INPUT ROWS:
§

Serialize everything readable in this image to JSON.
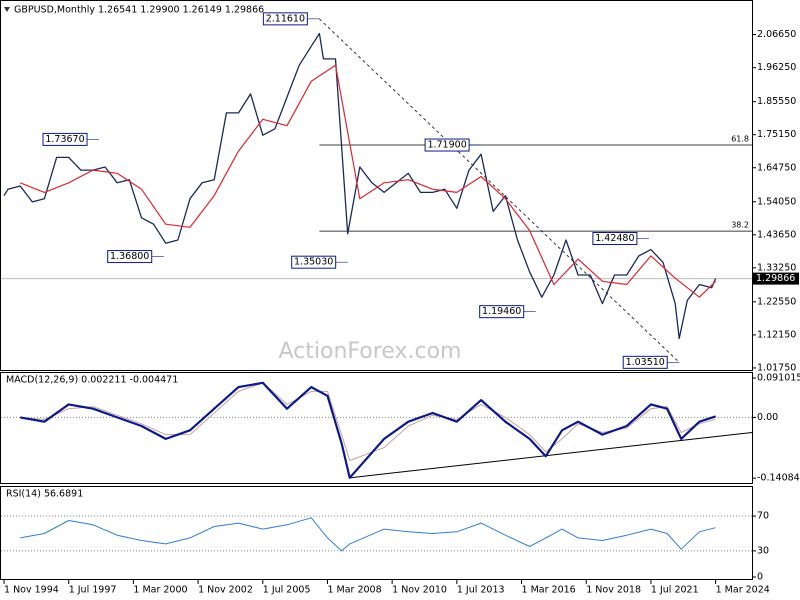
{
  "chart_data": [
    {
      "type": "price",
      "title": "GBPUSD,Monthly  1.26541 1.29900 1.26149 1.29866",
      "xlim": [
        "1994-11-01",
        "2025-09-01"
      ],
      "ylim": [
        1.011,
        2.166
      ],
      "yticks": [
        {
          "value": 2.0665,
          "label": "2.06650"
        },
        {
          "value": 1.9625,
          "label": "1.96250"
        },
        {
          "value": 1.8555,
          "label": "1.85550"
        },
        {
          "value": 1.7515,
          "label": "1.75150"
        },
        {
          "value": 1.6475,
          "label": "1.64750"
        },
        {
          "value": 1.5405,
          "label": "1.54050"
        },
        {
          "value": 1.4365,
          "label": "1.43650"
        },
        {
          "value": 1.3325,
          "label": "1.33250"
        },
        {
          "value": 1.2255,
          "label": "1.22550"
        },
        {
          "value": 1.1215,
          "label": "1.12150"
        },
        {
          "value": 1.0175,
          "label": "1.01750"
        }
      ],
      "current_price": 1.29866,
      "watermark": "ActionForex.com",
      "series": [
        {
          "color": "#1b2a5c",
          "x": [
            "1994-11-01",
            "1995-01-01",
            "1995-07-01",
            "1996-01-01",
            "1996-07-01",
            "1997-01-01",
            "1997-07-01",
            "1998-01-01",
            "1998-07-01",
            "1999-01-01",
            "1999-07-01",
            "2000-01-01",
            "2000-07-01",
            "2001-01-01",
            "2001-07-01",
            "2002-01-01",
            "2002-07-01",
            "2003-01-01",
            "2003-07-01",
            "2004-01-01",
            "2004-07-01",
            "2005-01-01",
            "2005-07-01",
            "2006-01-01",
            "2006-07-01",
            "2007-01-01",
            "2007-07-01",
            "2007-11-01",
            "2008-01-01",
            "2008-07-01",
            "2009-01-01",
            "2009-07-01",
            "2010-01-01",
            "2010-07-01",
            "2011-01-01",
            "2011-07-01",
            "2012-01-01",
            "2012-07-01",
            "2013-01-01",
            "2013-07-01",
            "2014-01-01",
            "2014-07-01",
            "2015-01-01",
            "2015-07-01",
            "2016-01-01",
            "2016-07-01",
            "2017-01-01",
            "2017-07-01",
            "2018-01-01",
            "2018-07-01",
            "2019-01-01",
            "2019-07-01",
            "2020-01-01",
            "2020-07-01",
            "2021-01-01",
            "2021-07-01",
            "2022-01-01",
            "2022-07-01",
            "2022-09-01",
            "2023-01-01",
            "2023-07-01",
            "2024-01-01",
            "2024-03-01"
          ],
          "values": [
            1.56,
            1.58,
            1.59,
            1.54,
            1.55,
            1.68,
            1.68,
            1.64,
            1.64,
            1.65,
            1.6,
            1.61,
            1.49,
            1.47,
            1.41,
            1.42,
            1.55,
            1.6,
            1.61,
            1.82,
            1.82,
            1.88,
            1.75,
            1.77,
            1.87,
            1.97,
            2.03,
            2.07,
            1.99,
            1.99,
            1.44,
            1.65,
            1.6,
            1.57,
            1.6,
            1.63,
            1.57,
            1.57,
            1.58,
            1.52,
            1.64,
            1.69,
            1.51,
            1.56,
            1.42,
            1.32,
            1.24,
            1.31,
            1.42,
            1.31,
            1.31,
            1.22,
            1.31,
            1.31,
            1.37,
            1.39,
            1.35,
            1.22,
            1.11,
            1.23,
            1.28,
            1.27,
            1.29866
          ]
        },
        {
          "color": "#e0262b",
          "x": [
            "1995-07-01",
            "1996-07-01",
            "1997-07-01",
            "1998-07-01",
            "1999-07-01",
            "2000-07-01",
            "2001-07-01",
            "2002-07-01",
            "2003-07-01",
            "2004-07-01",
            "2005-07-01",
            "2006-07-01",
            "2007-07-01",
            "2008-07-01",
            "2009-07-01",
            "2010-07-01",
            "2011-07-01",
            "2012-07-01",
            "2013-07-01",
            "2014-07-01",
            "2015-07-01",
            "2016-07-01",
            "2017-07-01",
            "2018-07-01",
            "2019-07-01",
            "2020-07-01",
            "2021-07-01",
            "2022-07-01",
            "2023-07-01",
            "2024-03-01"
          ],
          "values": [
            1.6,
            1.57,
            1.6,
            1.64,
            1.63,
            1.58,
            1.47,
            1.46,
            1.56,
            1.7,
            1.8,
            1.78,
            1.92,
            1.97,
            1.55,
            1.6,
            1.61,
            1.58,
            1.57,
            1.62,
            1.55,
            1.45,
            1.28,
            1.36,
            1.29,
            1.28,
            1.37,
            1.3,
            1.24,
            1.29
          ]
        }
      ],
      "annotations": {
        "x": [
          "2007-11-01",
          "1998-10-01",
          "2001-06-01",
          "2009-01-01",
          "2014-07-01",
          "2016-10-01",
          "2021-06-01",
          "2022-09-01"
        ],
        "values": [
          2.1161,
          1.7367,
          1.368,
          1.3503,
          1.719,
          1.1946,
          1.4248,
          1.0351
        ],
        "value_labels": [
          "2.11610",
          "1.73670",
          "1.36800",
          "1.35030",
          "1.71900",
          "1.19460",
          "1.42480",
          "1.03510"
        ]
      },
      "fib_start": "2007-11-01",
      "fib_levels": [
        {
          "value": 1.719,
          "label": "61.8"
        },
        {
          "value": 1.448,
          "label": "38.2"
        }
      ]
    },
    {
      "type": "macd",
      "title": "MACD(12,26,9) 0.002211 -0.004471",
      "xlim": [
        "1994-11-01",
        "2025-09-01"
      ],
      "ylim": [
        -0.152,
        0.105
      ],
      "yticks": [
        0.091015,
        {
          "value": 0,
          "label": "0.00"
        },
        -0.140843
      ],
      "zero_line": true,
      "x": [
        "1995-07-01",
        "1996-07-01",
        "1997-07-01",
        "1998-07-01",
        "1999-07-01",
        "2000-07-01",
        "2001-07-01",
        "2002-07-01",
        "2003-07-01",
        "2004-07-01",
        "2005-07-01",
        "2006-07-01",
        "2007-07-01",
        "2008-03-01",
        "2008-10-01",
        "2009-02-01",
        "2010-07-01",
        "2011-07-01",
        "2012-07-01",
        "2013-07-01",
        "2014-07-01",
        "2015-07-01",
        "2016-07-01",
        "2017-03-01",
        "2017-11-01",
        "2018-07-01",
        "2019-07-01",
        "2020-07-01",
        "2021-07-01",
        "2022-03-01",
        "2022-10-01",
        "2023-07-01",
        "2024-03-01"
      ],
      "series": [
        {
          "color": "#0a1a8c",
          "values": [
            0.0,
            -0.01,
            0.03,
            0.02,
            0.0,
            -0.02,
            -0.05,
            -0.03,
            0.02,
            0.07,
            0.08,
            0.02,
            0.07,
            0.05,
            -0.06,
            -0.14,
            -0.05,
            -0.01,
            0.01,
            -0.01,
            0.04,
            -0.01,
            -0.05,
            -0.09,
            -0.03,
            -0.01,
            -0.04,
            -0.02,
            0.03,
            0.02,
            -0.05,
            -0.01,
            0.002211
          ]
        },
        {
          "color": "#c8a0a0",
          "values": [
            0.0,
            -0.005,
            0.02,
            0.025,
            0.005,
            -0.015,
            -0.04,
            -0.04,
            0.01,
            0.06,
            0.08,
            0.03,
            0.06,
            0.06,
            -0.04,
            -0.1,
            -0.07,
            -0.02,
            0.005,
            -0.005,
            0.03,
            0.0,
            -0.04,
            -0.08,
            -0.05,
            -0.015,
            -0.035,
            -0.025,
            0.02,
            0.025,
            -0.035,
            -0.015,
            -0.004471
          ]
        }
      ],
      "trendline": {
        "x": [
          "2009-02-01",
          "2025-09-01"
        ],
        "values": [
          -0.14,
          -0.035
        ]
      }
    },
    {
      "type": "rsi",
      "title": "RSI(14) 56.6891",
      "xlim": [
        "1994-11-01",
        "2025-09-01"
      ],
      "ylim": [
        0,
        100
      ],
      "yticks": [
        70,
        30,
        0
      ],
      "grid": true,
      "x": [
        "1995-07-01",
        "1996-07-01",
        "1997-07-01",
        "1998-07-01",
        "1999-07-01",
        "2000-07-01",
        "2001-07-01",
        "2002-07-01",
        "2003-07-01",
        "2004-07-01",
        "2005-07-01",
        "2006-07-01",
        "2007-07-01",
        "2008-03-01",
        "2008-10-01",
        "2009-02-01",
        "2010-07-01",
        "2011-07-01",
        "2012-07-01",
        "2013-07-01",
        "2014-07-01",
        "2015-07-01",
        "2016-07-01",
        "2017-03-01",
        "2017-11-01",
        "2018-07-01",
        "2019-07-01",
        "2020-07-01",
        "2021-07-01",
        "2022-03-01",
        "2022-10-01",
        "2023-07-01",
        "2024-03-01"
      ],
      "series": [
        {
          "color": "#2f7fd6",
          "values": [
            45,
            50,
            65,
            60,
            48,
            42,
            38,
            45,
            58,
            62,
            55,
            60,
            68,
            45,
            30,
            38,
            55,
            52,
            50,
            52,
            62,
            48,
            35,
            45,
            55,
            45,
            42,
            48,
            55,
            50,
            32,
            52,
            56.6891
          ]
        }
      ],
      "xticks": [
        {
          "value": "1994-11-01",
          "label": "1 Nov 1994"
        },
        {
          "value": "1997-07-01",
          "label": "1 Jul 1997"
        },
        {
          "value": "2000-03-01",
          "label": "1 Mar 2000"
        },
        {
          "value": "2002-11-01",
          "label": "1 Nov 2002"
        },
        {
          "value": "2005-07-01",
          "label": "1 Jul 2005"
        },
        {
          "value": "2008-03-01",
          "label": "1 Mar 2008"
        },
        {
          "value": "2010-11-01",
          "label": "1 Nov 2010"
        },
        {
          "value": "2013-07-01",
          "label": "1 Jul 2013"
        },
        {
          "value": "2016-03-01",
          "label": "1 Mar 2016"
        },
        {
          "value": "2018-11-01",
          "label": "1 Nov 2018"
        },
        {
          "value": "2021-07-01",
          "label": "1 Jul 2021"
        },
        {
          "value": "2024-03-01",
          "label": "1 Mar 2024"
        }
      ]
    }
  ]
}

§

Look through the entries above; copy each line where the string "title" appears.

CORRECT ANSWER:
      "title": "GBPUSD,Monthly  1.26541 1.29900 1.26149 1.29866",
      "title": "MACD(12,26,9) 0.002211 -0.004471",
      "title": "RSI(14) 56.6891",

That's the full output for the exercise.